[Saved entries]
▬▬▬▬▬▬▬▬▬▬

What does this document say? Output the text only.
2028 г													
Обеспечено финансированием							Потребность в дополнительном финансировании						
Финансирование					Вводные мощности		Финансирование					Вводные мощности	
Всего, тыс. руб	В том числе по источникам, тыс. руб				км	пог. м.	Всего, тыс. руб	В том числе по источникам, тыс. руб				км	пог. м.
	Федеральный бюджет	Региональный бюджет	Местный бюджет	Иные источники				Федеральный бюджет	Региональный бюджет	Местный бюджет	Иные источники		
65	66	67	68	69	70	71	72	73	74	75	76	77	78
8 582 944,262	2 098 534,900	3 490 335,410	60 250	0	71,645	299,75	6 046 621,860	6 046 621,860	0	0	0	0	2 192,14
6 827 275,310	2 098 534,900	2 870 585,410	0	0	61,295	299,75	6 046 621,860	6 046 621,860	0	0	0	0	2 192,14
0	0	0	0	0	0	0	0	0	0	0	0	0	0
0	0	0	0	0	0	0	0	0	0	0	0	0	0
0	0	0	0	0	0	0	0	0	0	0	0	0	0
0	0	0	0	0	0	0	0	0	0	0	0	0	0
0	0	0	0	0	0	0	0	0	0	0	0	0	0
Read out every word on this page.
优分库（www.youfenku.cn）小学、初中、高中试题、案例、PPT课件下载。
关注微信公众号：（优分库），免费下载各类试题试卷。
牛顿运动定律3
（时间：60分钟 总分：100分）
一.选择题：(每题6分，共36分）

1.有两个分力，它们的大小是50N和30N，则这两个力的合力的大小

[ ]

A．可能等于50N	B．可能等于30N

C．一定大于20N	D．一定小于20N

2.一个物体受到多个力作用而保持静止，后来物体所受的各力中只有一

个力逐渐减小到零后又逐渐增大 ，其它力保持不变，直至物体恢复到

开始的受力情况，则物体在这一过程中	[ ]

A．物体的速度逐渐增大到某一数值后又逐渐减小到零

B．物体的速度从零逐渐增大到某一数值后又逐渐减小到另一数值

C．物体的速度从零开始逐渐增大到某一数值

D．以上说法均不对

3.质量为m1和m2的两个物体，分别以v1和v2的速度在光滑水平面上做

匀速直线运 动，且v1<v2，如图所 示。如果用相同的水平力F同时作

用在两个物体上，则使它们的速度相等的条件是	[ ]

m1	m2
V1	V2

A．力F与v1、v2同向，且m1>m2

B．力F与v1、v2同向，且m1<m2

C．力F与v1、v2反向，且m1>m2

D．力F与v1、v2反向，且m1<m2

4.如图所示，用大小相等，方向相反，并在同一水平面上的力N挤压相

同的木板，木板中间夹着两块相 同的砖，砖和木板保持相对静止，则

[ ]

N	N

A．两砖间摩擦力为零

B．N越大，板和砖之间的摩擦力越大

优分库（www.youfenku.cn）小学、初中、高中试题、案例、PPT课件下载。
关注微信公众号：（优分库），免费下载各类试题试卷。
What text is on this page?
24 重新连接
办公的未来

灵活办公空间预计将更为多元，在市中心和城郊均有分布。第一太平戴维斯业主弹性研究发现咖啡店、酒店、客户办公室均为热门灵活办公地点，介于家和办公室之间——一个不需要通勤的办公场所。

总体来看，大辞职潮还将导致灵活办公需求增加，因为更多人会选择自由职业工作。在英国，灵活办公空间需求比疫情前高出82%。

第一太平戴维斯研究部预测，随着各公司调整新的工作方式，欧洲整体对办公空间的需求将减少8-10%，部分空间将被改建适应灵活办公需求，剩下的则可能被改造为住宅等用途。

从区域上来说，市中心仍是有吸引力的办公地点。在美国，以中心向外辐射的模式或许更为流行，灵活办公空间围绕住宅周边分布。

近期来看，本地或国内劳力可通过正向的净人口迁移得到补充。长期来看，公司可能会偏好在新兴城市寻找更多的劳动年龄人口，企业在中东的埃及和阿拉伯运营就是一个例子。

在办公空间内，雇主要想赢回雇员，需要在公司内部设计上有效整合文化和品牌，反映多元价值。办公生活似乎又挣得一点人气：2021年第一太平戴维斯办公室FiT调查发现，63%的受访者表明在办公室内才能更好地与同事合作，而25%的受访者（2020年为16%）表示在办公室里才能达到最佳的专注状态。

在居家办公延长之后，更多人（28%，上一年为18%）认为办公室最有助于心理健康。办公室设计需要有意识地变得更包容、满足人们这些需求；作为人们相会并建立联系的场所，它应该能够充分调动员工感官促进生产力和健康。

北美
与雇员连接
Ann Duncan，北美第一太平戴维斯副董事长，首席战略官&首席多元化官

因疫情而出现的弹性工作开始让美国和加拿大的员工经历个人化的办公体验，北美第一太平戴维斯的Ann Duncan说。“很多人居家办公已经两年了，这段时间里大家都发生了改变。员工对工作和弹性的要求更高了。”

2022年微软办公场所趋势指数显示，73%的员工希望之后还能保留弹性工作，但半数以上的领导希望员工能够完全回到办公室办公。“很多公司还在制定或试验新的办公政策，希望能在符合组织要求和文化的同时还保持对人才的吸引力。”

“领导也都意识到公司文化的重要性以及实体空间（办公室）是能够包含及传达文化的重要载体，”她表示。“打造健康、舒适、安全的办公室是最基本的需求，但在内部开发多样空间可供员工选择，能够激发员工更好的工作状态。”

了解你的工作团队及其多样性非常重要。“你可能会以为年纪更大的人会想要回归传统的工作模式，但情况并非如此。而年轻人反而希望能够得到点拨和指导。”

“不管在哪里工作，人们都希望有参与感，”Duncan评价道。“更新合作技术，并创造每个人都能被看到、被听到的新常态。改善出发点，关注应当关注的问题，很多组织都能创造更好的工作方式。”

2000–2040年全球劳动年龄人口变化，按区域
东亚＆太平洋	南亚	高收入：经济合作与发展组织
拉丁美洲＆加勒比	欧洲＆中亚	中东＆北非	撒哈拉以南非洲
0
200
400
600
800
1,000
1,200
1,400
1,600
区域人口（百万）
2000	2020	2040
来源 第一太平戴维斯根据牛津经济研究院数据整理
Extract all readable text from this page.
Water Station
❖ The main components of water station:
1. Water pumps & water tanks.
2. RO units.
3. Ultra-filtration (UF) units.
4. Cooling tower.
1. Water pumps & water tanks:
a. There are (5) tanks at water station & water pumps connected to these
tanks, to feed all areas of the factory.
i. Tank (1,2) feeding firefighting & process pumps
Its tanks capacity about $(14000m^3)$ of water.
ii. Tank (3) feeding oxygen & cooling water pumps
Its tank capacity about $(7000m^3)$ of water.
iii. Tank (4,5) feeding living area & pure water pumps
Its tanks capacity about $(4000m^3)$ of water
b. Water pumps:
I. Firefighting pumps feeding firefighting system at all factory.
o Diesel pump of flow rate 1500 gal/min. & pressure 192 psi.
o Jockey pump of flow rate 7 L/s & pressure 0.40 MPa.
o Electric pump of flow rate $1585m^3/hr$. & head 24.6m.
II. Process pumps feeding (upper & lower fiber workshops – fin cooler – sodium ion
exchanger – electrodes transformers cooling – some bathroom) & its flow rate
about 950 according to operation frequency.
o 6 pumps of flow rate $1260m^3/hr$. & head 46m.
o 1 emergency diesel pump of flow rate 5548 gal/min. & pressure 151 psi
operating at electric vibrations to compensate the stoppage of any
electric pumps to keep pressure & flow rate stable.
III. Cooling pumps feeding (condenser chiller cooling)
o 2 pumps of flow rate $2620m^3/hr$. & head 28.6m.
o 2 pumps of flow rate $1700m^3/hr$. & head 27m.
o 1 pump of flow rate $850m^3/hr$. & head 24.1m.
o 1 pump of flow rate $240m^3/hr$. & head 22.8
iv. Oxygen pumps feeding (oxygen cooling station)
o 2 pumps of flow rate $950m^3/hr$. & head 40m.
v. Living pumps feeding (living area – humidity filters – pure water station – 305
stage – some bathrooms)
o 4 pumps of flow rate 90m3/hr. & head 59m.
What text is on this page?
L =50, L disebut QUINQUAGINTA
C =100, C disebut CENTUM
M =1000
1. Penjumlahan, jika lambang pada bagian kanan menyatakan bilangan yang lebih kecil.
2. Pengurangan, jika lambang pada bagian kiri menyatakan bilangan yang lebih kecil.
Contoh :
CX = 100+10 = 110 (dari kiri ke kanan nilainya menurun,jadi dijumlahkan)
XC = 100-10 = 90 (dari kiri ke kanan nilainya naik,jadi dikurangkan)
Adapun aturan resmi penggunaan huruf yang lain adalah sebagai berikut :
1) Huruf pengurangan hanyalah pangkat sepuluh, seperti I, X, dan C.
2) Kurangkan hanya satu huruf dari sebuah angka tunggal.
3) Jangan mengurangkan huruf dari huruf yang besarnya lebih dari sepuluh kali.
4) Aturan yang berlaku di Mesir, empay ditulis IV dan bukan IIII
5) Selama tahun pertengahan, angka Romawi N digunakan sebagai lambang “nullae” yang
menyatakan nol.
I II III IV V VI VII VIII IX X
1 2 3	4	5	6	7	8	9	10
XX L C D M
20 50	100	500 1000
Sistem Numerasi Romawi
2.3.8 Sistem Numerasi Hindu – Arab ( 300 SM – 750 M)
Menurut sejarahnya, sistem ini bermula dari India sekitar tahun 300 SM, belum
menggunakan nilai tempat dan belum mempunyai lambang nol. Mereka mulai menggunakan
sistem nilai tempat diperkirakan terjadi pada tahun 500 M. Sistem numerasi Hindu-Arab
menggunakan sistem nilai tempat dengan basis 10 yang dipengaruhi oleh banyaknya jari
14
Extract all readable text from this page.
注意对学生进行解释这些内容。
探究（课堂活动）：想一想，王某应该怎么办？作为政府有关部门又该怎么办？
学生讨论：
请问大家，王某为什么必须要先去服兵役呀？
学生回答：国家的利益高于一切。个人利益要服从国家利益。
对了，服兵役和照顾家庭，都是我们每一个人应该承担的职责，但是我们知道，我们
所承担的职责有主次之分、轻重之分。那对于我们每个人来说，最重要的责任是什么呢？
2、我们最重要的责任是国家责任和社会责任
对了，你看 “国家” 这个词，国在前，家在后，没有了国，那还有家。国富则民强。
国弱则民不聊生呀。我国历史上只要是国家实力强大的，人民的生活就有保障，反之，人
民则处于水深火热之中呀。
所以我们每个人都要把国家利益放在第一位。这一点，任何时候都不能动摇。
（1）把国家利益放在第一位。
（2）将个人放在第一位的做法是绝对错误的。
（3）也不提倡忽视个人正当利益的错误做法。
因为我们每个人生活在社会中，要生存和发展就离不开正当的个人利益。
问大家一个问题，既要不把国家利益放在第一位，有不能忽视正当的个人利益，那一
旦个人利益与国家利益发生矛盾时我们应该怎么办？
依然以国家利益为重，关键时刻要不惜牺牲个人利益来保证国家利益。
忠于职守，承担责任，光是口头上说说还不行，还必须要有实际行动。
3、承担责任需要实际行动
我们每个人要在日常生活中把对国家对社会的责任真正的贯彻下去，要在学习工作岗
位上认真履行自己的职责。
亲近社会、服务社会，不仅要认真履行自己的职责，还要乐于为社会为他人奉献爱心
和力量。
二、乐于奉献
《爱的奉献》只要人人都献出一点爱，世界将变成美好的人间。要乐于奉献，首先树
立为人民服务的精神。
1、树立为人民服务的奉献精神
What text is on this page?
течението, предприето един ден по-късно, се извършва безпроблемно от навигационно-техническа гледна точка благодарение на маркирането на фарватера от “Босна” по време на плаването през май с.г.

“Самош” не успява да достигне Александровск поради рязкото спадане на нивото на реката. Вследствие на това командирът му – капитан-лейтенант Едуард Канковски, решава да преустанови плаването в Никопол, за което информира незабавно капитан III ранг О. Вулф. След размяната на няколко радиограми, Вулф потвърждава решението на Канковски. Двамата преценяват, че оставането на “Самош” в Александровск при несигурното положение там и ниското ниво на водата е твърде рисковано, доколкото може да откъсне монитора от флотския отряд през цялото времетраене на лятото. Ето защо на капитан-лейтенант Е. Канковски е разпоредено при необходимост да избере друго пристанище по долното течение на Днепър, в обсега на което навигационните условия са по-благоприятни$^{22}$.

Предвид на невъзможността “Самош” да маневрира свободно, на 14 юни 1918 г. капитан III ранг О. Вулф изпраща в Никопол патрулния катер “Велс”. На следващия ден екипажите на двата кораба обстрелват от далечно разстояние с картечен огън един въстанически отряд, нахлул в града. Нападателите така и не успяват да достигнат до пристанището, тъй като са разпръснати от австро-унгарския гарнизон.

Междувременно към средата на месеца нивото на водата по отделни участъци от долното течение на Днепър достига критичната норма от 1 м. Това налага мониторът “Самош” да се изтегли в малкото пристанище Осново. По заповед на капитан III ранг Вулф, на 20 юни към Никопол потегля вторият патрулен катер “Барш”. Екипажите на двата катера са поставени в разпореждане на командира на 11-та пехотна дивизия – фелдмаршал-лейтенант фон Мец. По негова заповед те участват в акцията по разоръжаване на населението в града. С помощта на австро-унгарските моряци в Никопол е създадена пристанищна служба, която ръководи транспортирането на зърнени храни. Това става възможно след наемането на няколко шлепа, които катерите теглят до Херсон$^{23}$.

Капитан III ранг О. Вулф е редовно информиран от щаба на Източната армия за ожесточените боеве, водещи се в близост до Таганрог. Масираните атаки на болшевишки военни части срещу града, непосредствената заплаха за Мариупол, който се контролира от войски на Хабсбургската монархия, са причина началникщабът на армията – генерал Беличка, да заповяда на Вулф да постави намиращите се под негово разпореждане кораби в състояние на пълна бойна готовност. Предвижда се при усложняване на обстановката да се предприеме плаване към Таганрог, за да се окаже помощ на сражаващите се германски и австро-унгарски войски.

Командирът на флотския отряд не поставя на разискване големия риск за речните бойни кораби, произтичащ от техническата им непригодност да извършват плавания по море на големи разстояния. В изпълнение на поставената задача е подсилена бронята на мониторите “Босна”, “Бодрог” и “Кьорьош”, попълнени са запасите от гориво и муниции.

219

▬▬▬▬▬▬▬▬▬▬

Which lines include "sebagai"? Copy each of them out.

Adapun aturan resmi penggunaan huruf yang lain adalah sebagai berikut :
5) Selama tahun pertengahan, angka Romawi N digunakan sebagai lambang “nullae” yang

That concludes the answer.